**Written task 1:**
In the hockey blog post, which jersey number does the writer propose for the rookie instead of 43?

**Text passage:**
====================

Hawks Thoughts, Round 1, Game 4

/Turns on flashlight

/Tentatively steps inside

/Blows the digital cobwebs away

Umm... Is anyone home?

/A bat flies over head and out the door

Well, uh, I guess it's been a while since we've talked.

/Checks the date.

Two months? Yikes. Sorry about that. I don't have much to say about "why" other than...this happens to me.  I get depressed for a while and it takes some time to cycle out of it.  As the days grow longer, I seem to be emerging from this most recent down time and that's a good thing.

If you follow me on Twitter, you know that I'm still around. Still engaged with the Hawks and the season. Still ranting and dropping "motherfuckers" like I'm getting paid for it.

When I'm depressed, sometimes I feel like all I have are my teams. Each game is like a lantern in the darkness. If I can just make it to the next lantern, I'll be fine. So I shuffle along from game to game, downloading pleasure or pain from each result into a brain that is otherwise numb to external stimuli.

So that's where I've been.

How have the Hawks been? Well, like most things in life, I think this question can be answered by a quote from the big Lebowski. "Oh, you know, strikes and gutters. Ups and downs."

The Dude Abides from Ryan Hopman on Vimeo.

 

The last time I blogged (mid-February) The Hawks were in the middle of the Streak-That-Shall-Not-Be-Named.  Tazer got concussed and missed the last quarter of the season but the boys pulled their shit together and made it into the playoffs.

So here we sit a few hours before Game 4 against Phoenix, down 2-1 in the series and Marian Hossa is sitting at home nursing....something.

Unless you think the Hawks can win three in a row to close out the Yotes, tonight is a must-win game. No two ways about that. And I do not think the Hawks can beat Phoenix thrice in a row. So, yeah, must win.

Brandon Saad is back up with big boys tonight, filling in for Hoss in the top 6. I'd like to see lines like so:

Saad-Toews-Kane
Sharp-Kruger-Stalberg

The kid might as well be wearing a question mark on the back of his jersey instead of 43. (43, really? That's the best they can come up with for him? Such a putrid number. How about 23? That's a great Chicago number [Sandberg, Hester, Jordan]. At least give him something to work with. 43 looks awful. Like a donut laying on a staircase or something.)

But I digress.

I think we are all hoping he shows up tonight and goes sick with a hatty or something. But that shit never happens. Usually in these kinds of situations, you barely notice the rook. The moment is too big. I wouldn't be surprised if he pissed himself a little bit during the anthem.  I would.

====================

**Dataset excerpts:**
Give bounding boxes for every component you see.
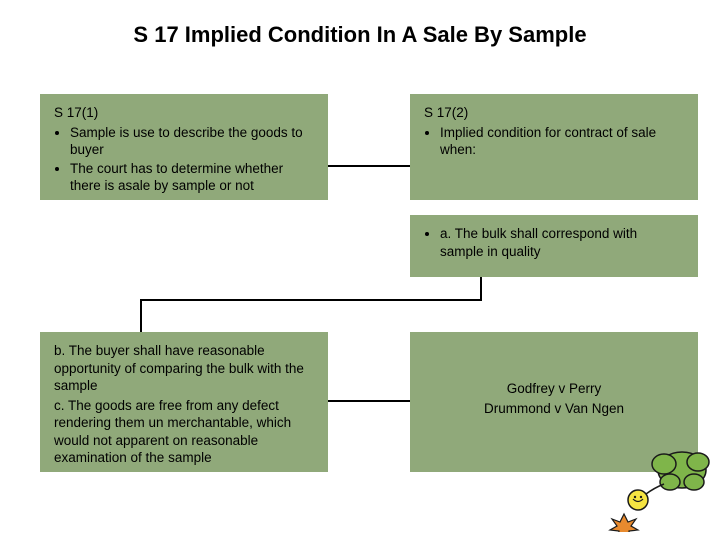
case-name: Drummond v Van Ngen xyxy=(424,400,684,418)
box1-list: Sample is use to describe the goods to b… xyxy=(54,124,314,195)
connector-3-4-v xyxy=(480,277,482,301)
box-condition-a: a. The bulk shall correspond with sample… xyxy=(410,215,698,277)
box-s17-1: S 17(1) Sample is use to describe the go… xyxy=(40,94,328,200)
box2-list: Implied condition for contract of sale w… xyxy=(424,124,684,159)
connector-3-4-h xyxy=(140,299,482,301)
box4-line: c. The goods are free from any defect re… xyxy=(54,397,314,467)
connector-4-5 xyxy=(328,400,410,402)
case-name: Godfrey v Perry xyxy=(424,380,684,398)
box2-bullet: Implied condition for contract of sale w… xyxy=(440,124,684,159)
box-s17-2: S 17(2) Implied condition for contract o… xyxy=(410,94,698,200)
box3-bullet: a. The bulk shall correspond with sample… xyxy=(440,225,684,260)
connector-1-2 xyxy=(328,165,410,167)
box3-list: a. The bulk shall correspond with sample… xyxy=(424,225,684,260)
box2-heading: S 17(2) xyxy=(424,104,684,122)
box1-bullet: The court has to determine whether there… xyxy=(70,160,314,195)
decorative-clipart xyxy=(600,442,710,532)
box1-bullet: Sample is use to describe the goods to b… xyxy=(70,124,314,159)
box1-heading: S 17(1) xyxy=(54,104,314,122)
box-conditions-bc: b. The buyer shall have reasonable oppor… xyxy=(40,332,328,472)
box4-line: b. The buyer shall have reasonable oppor… xyxy=(54,342,314,395)
slide-title: S 17 Implied Condition In A Sale By Samp… xyxy=(0,22,720,48)
connector-3-4-v2 xyxy=(140,299,142,332)
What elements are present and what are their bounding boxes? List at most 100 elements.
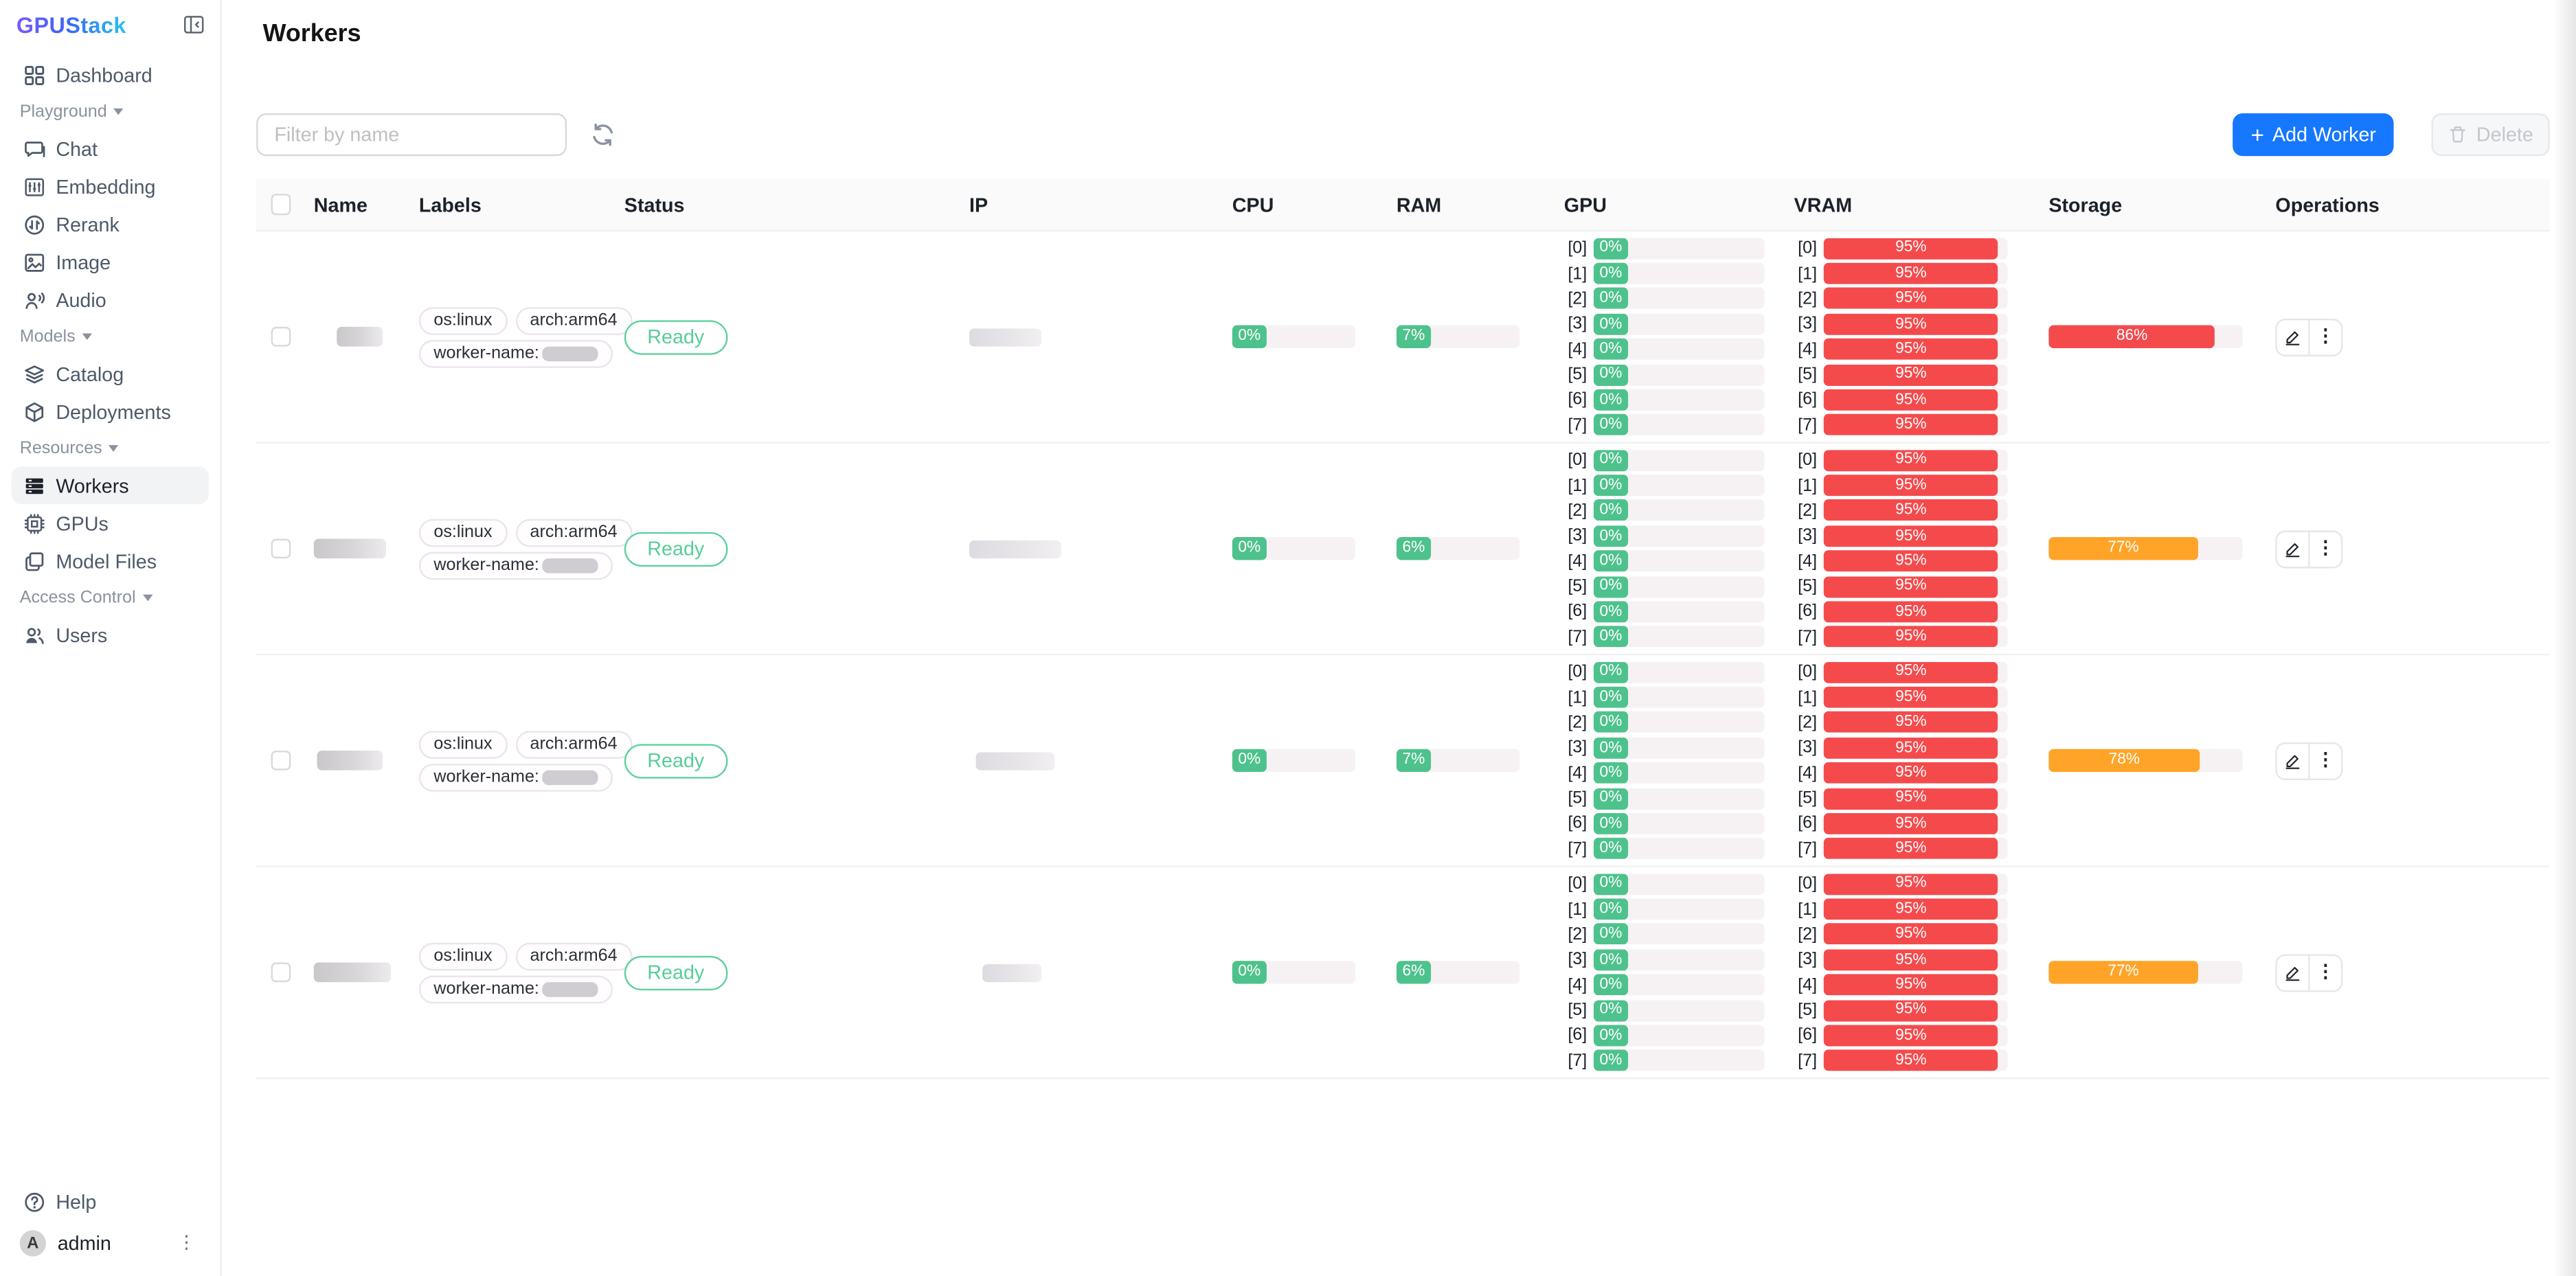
- sidebar-collapse-icon[interactable]: [182, 13, 205, 36]
- sidebar-item-catalog[interactable]: Catalog: [12, 355, 209, 393]
- section-label: Resources: [19, 438, 102, 459]
- edit-button[interactable]: [2276, 531, 2309, 566]
- vram-bar: 95%: [1823, 1025, 2008, 1047]
- vram-index: [1]: [1798, 687, 1818, 707]
- more-actions-button[interactable]: ⋮: [2308, 319, 2342, 354]
- worker-name-pill: worker-name:: [418, 975, 613, 1003]
- sidebar-section-playground[interactable]: Playground: [0, 93, 220, 130]
- sidebar-item-users[interactable]: Users: [12, 616, 209, 654]
- operations-group: ⋮: [2275, 529, 2343, 568]
- vram-bar: 95%: [1823, 737, 2008, 759]
- plus-icon: +: [2250, 120, 2265, 148]
- model-files-icon: [23, 549, 45, 572]
- row-checkbox[interactable]: [271, 961, 291, 983]
- sidebar-item-rerank[interactable]: Rerank: [12, 205, 209, 243]
- column-header-gpu: GPU: [1563, 193, 1607, 216]
- chevron-down-icon: [142, 594, 152, 602]
- vram-bar: 95%: [1823, 762, 2008, 784]
- sidebar-item-label: Users: [56, 623, 108, 647]
- label-pill: os:linux: [418, 306, 508, 334]
- avatar: A: [19, 1230, 46, 1257]
- chat-icon: [23, 137, 45, 160]
- vram-bar: 95%: [1823, 999, 2008, 1021]
- gpu-index: [0]: [1568, 662, 1588, 682]
- status-badge: Ready: [624, 319, 727, 354]
- gpu-index: [2]: [1568, 288, 1588, 309]
- gpu-index: [2]: [1568, 501, 1588, 521]
- vram-bar: 95%: [1823, 924, 2008, 946]
- help-icon: [23, 1190, 45, 1213]
- column-header-labels: Labels: [418, 193, 482, 216]
- catalog-icon: [23, 362, 45, 385]
- more-actions-button[interactable]: ⋮: [2308, 743, 2342, 778]
- sidebar-item-help[interactable]: Help: [12, 1183, 209, 1220]
- gpu-index: [7]: [1568, 627, 1588, 647]
- worker-row: os:linux arch:arm64 worker-name: Ready 0% 7% […: [256, 231, 2550, 444]
- edit-button[interactable]: [2276, 319, 2309, 354]
- row-checkbox[interactable]: [271, 538, 291, 559]
- more-actions-button[interactable]: ⋮: [2308, 955, 2342, 990]
- sidebar-item-chat[interactable]: Chat: [12, 130, 209, 168]
- vram-index: [5]: [1798, 365, 1818, 385]
- refresh-icon[interactable]: [590, 122, 616, 148]
- gpu-util-bar: 0%: [1593, 711, 1765, 733]
- delete-button[interactable]: Delete: [2432, 113, 2550, 157]
- gpu-index: [0]: [1568, 450, 1588, 470]
- worker-row: os:linux arch:arm64 worker-name: Ready 0% 7% […: [256, 655, 2550, 867]
- edit-button[interactable]: [2276, 955, 2309, 990]
- rerank-icon: [23, 213, 45, 236]
- row-checkbox[interactable]: [271, 750, 291, 771]
- sidebar-item-embedding[interactable]: Embedding: [12, 168, 209, 205]
- sidebar-item-deployments[interactable]: Deployments: [12, 393, 209, 431]
- gpustack-logo: GPUStack: [16, 12, 126, 37]
- vram-index: [3]: [1798, 738, 1818, 758]
- vram-index: [7]: [1798, 415, 1818, 435]
- sidebar-item-audio[interactable]: Audio: [12, 281, 209, 319]
- select-all-checkbox[interactable]: [271, 194, 291, 215]
- vram-bar: 95%: [1823, 974, 2008, 996]
- vram-bar: 95%: [1823, 449, 2008, 471]
- sidebar-item-gpus[interactable]: GPUs: [12, 504, 209, 542]
- gpu-index: [3]: [1568, 526, 1588, 546]
- sidebar-item-model-files[interactable]: Model Files: [12, 542, 209, 580]
- section-label: Access Control: [19, 588, 136, 608]
- gpu-util-bar: 0%: [1593, 576, 1765, 597]
- ram-bar: 7%: [1396, 749, 1520, 773]
- kebab-icon: ⋮: [2316, 749, 2335, 770]
- gpu-index: [7]: [1568, 1051, 1588, 1071]
- user-menu-icon[interactable]: ⋮: [177, 1232, 196, 1253]
- gpu-index: [5]: [1568, 1000, 1588, 1021]
- gpu-util-list: [0] 0% [1] 0% [2] 0% [3] 0% [4] 0% [5] 0% [6] 0% [7] 0%: [1556, 873, 1786, 1072]
- sidebar-item-workers[interactable]: Workers: [11, 466, 209, 505]
- sidebar-item-dashboard[interactable]: Dashboard: [12, 56, 209, 93]
- more-actions-button[interactable]: ⋮: [2308, 531, 2342, 566]
- row-checkbox[interactable]: [271, 326, 291, 348]
- gpu-index: [7]: [1568, 415, 1588, 435]
- gpu-index: [2]: [1568, 712, 1588, 733]
- section-label: Playground: [19, 102, 107, 122]
- kebab-icon: ⋮: [2316, 326, 2335, 346]
- vram-index: [6]: [1798, 813, 1818, 834]
- filter-input[interactable]: [256, 113, 567, 157]
- toolbar: + Add Worker Delete: [256, 113, 2550, 157]
- vram-bar: 95%: [1823, 948, 2008, 970]
- workers-table: Name Labels Status IP CPU RAM GPU VRAM Storage Op…: [256, 179, 2550, 1080]
- sidebar: GPUStack Dashboard Playground Chat Embeddin…: [0, 0, 222, 1276]
- vram-bar: 95%: [1823, 576, 2008, 597]
- vram-index: [0]: [1798, 450, 1818, 470]
- sidebar-section-resources[interactable]: Resources: [0, 431, 220, 467]
- gpu-index: [2]: [1568, 924, 1588, 944]
- sidebar-section-access-control[interactable]: Access Control: [0, 580, 220, 616]
- edit-button[interactable]: [2276, 743, 2309, 778]
- gpu-index: [5]: [1568, 365, 1588, 385]
- add-worker-button[interactable]: + Add Worker: [2233, 113, 2395, 157]
- user-row[interactable]: A admin ⋮: [12, 1224, 209, 1263]
- ip-redacted: [969, 539, 1061, 558]
- sidebar-section-models[interactable]: Models: [0, 319, 220, 355]
- gpu-util-bar: 0%: [1593, 363, 1765, 386]
- vram-index: [4]: [1798, 975, 1818, 995]
- vram-index: [7]: [1798, 839, 1818, 859]
- sidebar-item-label: Dashboard: [56, 63, 152, 87]
- sidebar-item-image[interactable]: Image: [12, 243, 209, 281]
- vram-index: [0]: [1798, 662, 1818, 682]
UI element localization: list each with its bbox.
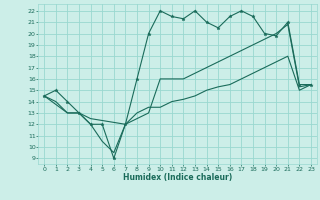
X-axis label: Humidex (Indice chaleur): Humidex (Indice chaleur) — [123, 173, 232, 182]
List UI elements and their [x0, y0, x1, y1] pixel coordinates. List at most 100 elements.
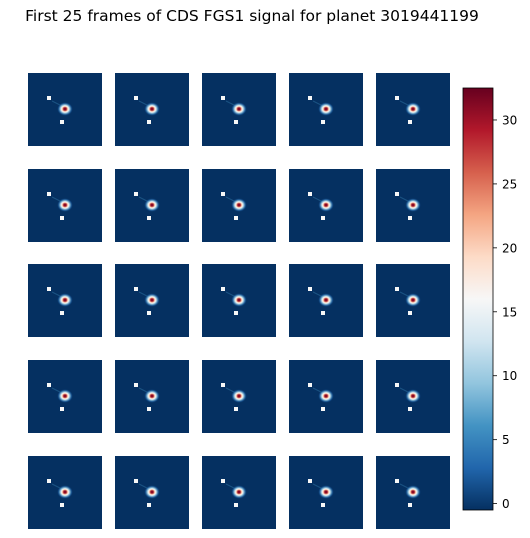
star-core [150, 490, 154, 494]
hot-pixel [234, 216, 238, 220]
hot-pixel [408, 311, 412, 315]
star-core [237, 394, 241, 398]
star-core [63, 203, 67, 207]
frame-11 [28, 264, 102, 337]
hot-pixel [234, 503, 238, 507]
colorbar-gradient [462, 87, 494, 511]
colorbar: 0 5 10 15 20 25 30 [462, 87, 530, 511]
hot-pixel [308, 96, 312, 100]
frame-7 [115, 169, 189, 242]
hot-pixel [408, 120, 412, 124]
hot-pixel [234, 120, 238, 124]
hot-pixel [134, 479, 138, 483]
hot-pixel [234, 407, 238, 411]
hot-pixel [134, 383, 138, 387]
frame-17 [115, 360, 189, 433]
hot-pixel [60, 120, 64, 124]
hot-pixel [47, 287, 51, 291]
frame-13 [202, 264, 276, 337]
frame-21 [28, 456, 102, 529]
hot-pixel [47, 192, 51, 196]
star-core [411, 298, 415, 302]
star-core [63, 107, 67, 111]
hot-pixel [395, 287, 399, 291]
frame-9 [289, 169, 363, 242]
hot-pixel [134, 287, 138, 291]
frame-22 [115, 456, 189, 529]
hot-pixel [147, 407, 151, 411]
frame-19 [289, 360, 363, 433]
chart-title: First 25 frames of CDS FGS1 signal for p… [25, 7, 479, 25]
hot-pixel [308, 192, 312, 196]
star-core [411, 490, 415, 494]
hot-pixel [134, 96, 138, 100]
hot-pixel [47, 96, 51, 100]
frame-10 [376, 169, 450, 242]
star-core [237, 107, 241, 111]
star-core [150, 107, 154, 111]
hot-pixel [134, 192, 138, 196]
colorbar-tick-label: 15 [502, 305, 517, 319]
hot-pixel [234, 311, 238, 315]
frame-20 [376, 360, 450, 433]
frame-24 [289, 456, 363, 529]
star-core [324, 490, 328, 494]
hot-pixel [321, 311, 325, 315]
star-core [411, 394, 415, 398]
hot-pixel [308, 383, 312, 387]
hot-pixel [60, 311, 64, 315]
hot-pixel [408, 216, 412, 220]
hot-pixel [221, 383, 225, 387]
frame-16 [28, 360, 102, 433]
frame-2 [115, 73, 189, 146]
star-core [63, 298, 67, 302]
hot-pixel [395, 96, 399, 100]
colorbar-ticks: 0 5 10 15 20 25 30 [493, 113, 517, 511]
frame-23 [202, 456, 276, 529]
hot-pixel [221, 96, 225, 100]
star-core [324, 394, 328, 398]
star-core [324, 298, 328, 302]
star-core [150, 394, 154, 398]
frame-8 [202, 169, 276, 242]
colorbar-tick-label: 25 [502, 177, 517, 191]
hot-pixel [308, 479, 312, 483]
frame-1 [28, 73, 102, 146]
colorbar-tick-label: 5 [502, 433, 510, 447]
hot-pixel [221, 192, 225, 196]
hot-pixel [321, 407, 325, 411]
hot-pixel [147, 216, 151, 220]
colorbar-tick-label: 20 [502, 241, 517, 255]
hot-pixel [321, 120, 325, 124]
colorbar-tick-label: 0 [502, 497, 510, 511]
colorbar-svg: 0 5 10 15 20 25 30 [462, 87, 517, 511]
hot-pixel [321, 216, 325, 220]
star-core [63, 394, 67, 398]
hot-pixel [221, 479, 225, 483]
hot-pixel [47, 479, 51, 483]
colorbar-tick-label: 10 [502, 369, 517, 383]
hot-pixel [395, 192, 399, 196]
hot-pixel [147, 503, 151, 507]
frame-4 [289, 73, 363, 146]
hot-pixel [308, 287, 312, 291]
hot-pixel [221, 287, 225, 291]
hot-pixel [395, 479, 399, 483]
hot-pixel [47, 383, 51, 387]
hot-pixel [60, 407, 64, 411]
colorbar-tick-label: 30 [502, 113, 517, 127]
hot-pixel [147, 120, 151, 124]
frame-6 [28, 169, 102, 242]
star-core [63, 490, 67, 494]
frame-12 [115, 264, 189, 337]
star-core [411, 107, 415, 111]
frame-15 [376, 264, 450, 337]
hot-pixel [408, 503, 412, 507]
hot-pixel [60, 216, 64, 220]
frame-25 [376, 456, 450, 529]
frame-14 [289, 264, 363, 337]
star-core [411, 203, 415, 207]
hot-pixel [321, 503, 325, 507]
star-core [150, 298, 154, 302]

====================

**Written task 2:**
Can you express the lines of the listing from the line with "X-axis label: Humidex" up to and including the line with "List UI elements" as a numbered list, leaving out blank lines?

**Full output 1:**
23

**Full output 2:**
1. X-axis label: Humidex (Indice chaleur): Humidex (Indice chaleur) — [123, 173, 232, 182]
2. List UI elements and their [x0, y0, x1, y1] pixel coordinates. List at most 100 elements.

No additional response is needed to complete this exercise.